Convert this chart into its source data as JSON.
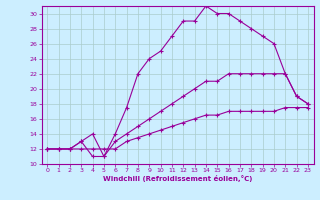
{
  "xlabel": "Windchill (Refroidissement éolien,°C)",
  "background_color": "#cceeff",
  "line_color": "#990099",
  "grid_color": "#aacccc",
  "xlim": [
    -0.5,
    23.5
  ],
  "ylim": [
    10,
    31
  ],
  "xticks": [
    0,
    1,
    2,
    3,
    4,
    5,
    6,
    7,
    8,
    9,
    10,
    11,
    12,
    13,
    14,
    15,
    16,
    17,
    18,
    19,
    20,
    21,
    22,
    23
  ],
  "yticks": [
    10,
    12,
    14,
    16,
    18,
    20,
    22,
    24,
    26,
    28,
    30
  ],
  "curve1_x": [
    0,
    1,
    2,
    3,
    4,
    5,
    6,
    7,
    8,
    9,
    10,
    11,
    12,
    13,
    14,
    15,
    16,
    17,
    18,
    19,
    20,
    21,
    22,
    23
  ],
  "curve1_y": [
    12,
    12,
    12,
    12,
    12,
    12,
    12,
    13,
    13.5,
    14,
    14.5,
    15,
    15.5,
    16,
    16.5,
    16.5,
    17,
    17,
    17,
    17,
    17,
    17.5,
    17.5,
    17.5
  ],
  "curve2_x": [
    0,
    1,
    2,
    3,
    4,
    5,
    6,
    7,
    8,
    9,
    10,
    11,
    12,
    13,
    14,
    15,
    16,
    17,
    18,
    19,
    20,
    21,
    22,
    23
  ],
  "curve2_y": [
    12,
    12,
    12,
    13,
    11,
    11,
    13,
    14,
    15,
    16,
    17,
    18,
    19,
    20,
    21,
    21,
    22,
    22,
    22,
    22,
    22,
    22,
    19,
    18
  ],
  "curve3_x": [
    0,
    1,
    2,
    3,
    4,
    5,
    6,
    7,
    8,
    9,
    10,
    11,
    12,
    13,
    14,
    15,
    16,
    17,
    18,
    19,
    20,
    21,
    22,
    23
  ],
  "curve3_y": [
    12,
    12,
    12,
    13,
    14,
    11,
    14,
    17.5,
    22,
    24,
    25,
    27,
    29,
    29,
    31,
    30,
    30,
    29,
    28,
    27,
    26,
    22,
    19,
    18
  ]
}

* Problem to work on
The entries above should be reproduced exactly, without their pictures.

* The completed task
Convert this chart into its source data as JSON.
{
  "xlabel": "Windchill (Refroidissement éolien,°C)",
  "background_color": "#cceeff",
  "line_color": "#990099",
  "grid_color": "#aacccc",
  "xlim": [
    -0.5,
    23.5
  ],
  "ylim": [
    10,
    31
  ],
  "xticks": [
    0,
    1,
    2,
    3,
    4,
    5,
    6,
    7,
    8,
    9,
    10,
    11,
    12,
    13,
    14,
    15,
    16,
    17,
    18,
    19,
    20,
    21,
    22,
    23
  ],
  "yticks": [
    10,
    12,
    14,
    16,
    18,
    20,
    22,
    24,
    26,
    28,
    30
  ],
  "curve1_x": [
    0,
    1,
    2,
    3,
    4,
    5,
    6,
    7,
    8,
    9,
    10,
    11,
    12,
    13,
    14,
    15,
    16,
    17,
    18,
    19,
    20,
    21,
    22,
    23
  ],
  "curve1_y": [
    12,
    12,
    12,
    12,
    12,
    12,
    12,
    13,
    13.5,
    14,
    14.5,
    15,
    15.5,
    16,
    16.5,
    16.5,
    17,
    17,
    17,
    17,
    17,
    17.5,
    17.5,
    17.5
  ],
  "curve2_x": [
    0,
    1,
    2,
    3,
    4,
    5,
    6,
    7,
    8,
    9,
    10,
    11,
    12,
    13,
    14,
    15,
    16,
    17,
    18,
    19,
    20,
    21,
    22,
    23
  ],
  "curve2_y": [
    12,
    12,
    12,
    13,
    11,
    11,
    13,
    14,
    15,
    16,
    17,
    18,
    19,
    20,
    21,
    21,
    22,
    22,
    22,
    22,
    22,
    22,
    19,
    18
  ],
  "curve3_x": [
    0,
    1,
    2,
    3,
    4,
    5,
    6,
    7,
    8,
    9,
    10,
    11,
    12,
    13,
    14,
    15,
    16,
    17,
    18,
    19,
    20,
    21,
    22,
    23
  ],
  "curve3_y": [
    12,
    12,
    12,
    13,
    14,
    11,
    14,
    17.5,
    22,
    24,
    25,
    27,
    29,
    29,
    31,
    30,
    30,
    29,
    28,
    27,
    26,
    22,
    19,
    18
  ]
}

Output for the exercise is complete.